═════ KUTIPAN YANG DIBERIKAN ═════
Minggu, 28 Oktober 2018

Generasi Sehat, Generasi Makan Buah dan Sayur




Memasak adalah membahagiakan orang lain. Makanan yang enak bisa bikin bahagia. Lebih dari itu, memasak adalah sebuah kejujuran. 
(Ayu Widya)

Bismillahirrohmanirrohim, 

Sayur segar

Sebagai ibu, saya telah melakukan kesalahan fatal.  Saya mengabaikan pembelajaran tentang makanan kepada anak-anak.  Ketika mereka masih kecil, saya hanya fokus pada pemenuhan gizi mereka.  Sementara untuk urusan kemandirian dalam menyiapkan makanan, saya abaikan. 


Saya adalah ibu dari dua gadis. Kami tinggal di desa yang subur dan berhawa sejuk. Di desa kami, bahan makanan segar relatif mudah diperoleh. Kami biasa mendapatkannya di pedagang sayur keliling atau warung-warung sayur. Oleh karena itu saya jarang menyimpan bahan makanan terlalu banyak di kulkas. Lebih enak mengkonsumsi sayur segar.  Beberapa jenis sayur seperti bayam, kenikir dan daun ketela pohon  bahkan tumbuh subur di kebun kami. Jadi bila saya malas keluar, cukup memetiknya di belakang rumah. 




Sayur tumbuh di kebun belakang


Kedua  gadis kami, saat ini tidak tinggal bersama kami. Si sulung setelah lulus kuliah,  mendapat pekerjaan di Surabaya. Si bungsu, memasuki semester ketiga di DKV  Universitas Sebelas Maret. 


Saya beruntung menjadi orangtua mereka. Ketika masih kecil, mereka berdua tidak terlalu rewel dalam urusan makanan. Terutama si sulung. Dia menyantap semua jenis makanan yang saya sajikan. Semua jenis sayur dan buah dia suka. Daya tahan tubuhnya bagus. Dia jarang sakit.  Si bungsu, agak sedikit pemilih. Hanya beberapa jenis sayur yang dia suka.  Sayur favoritnya adalah bayam, wortel dan kangkung.
═════ BAHAN YANG DISEDIAKAN ═════
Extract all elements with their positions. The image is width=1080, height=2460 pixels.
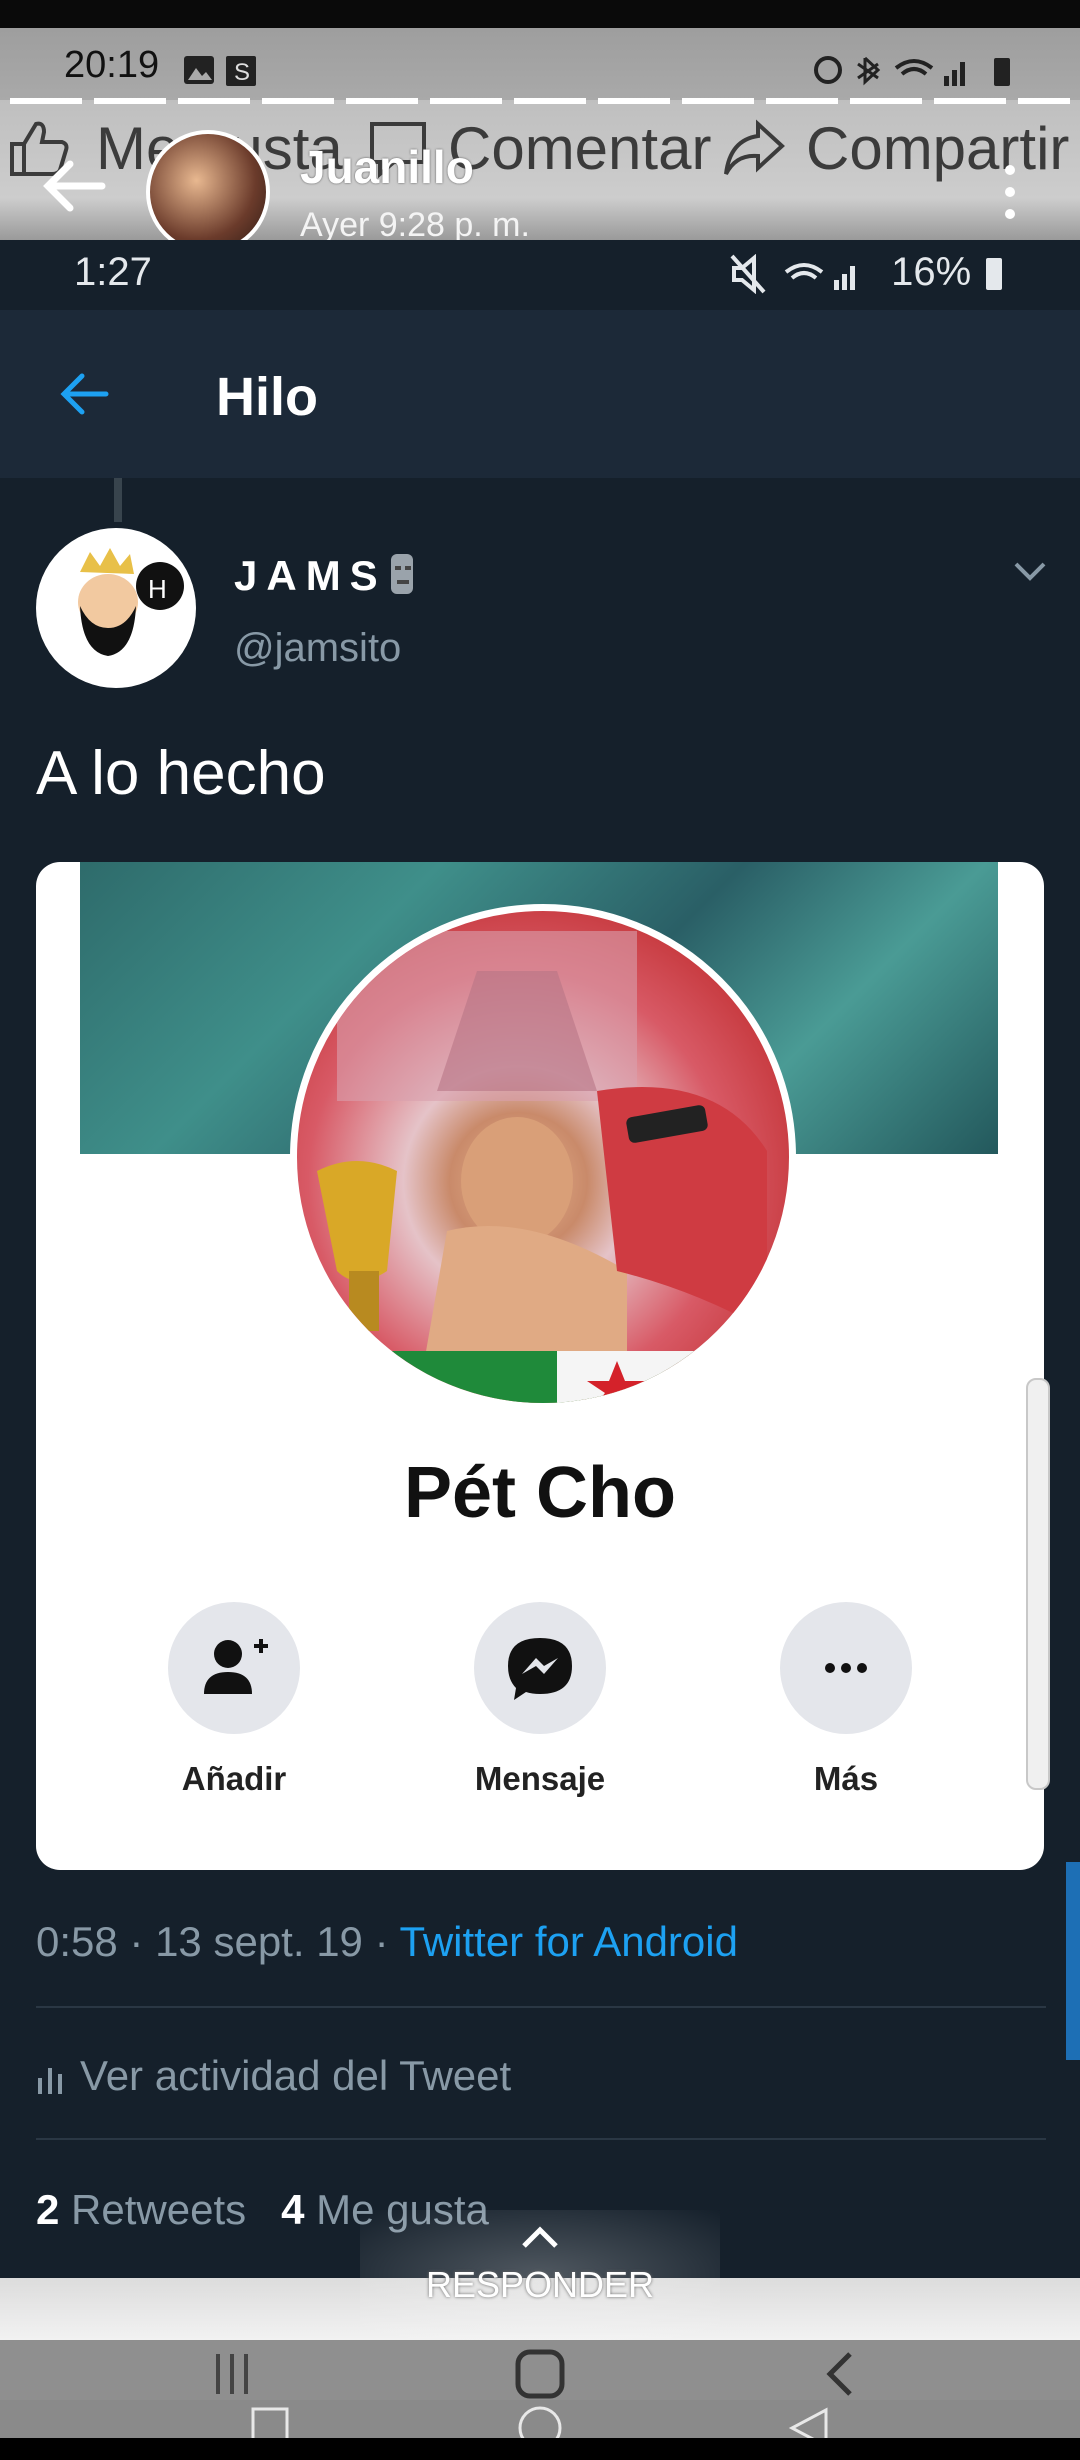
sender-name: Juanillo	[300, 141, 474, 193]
═════
TUGAS YANG DIKERJAKAN: Tolong lanjutkan tulisan tentang generasi sehat yang makan buah dan sayur, mulai dari kalimat sesudah kalimat terakhirnya.

HASIL AKHIR:
Sayur asem olahan sendiri

Masalah mulai muncul ketika mereka tinggal berjauhan dari kami. Maklumlah, kami tinggal di desa. Tidak banyak pilihan perguruan tinggi, sehingga mereka harus hijrah ke kota lain. Dulu ketika masih tinggal bersama kami, urusan makanan, mereka tahu beres. Kalaupun membantu, mereka hanya saya minta membantu menyiangi sayuran atau mencuci piring. Sampai tiba saatnya mereka keluar dari rumah, mereka belum terbiasa memasak makanan sendiri. Maka ketika tinggal berjauhan dari kami, mereka memilih jalan pintas: beralih pada makanan instan. 

Saya pernah memprotesnya. Tetapi mereka mempunyai dalih yang cukup kuat. Menurut mereka, makanan instan lebih simple, tidak ribet membuatnya dan murah. Kalau kepingin sayur tinggal beli sayur yang siap dimakan.  

Sesederhana itukah permasalahannya? Ternyata tidak. Si sulung sering mengeluhkan kesehatannya.  Pusing, mulas, diare dan sariawan. Hampir setiap bulan ia mengunjungi dokter untuk berobat. Saya bukan orang yang paham benar tentang gizi, tetapi feeling saya mengatakan bahwa masalah ini disebabkan karena pola makan. 

Pertama masalah jadwal makan. Tugas kuliah yang menumpuk membuat Si Sulung  sering lupa makan. Kadang-kadang, saking asyiknya, dia baru merasa lapar saat malam tiba. Karena malas keluar, akhirnya dia menahan lapar sampai pagi.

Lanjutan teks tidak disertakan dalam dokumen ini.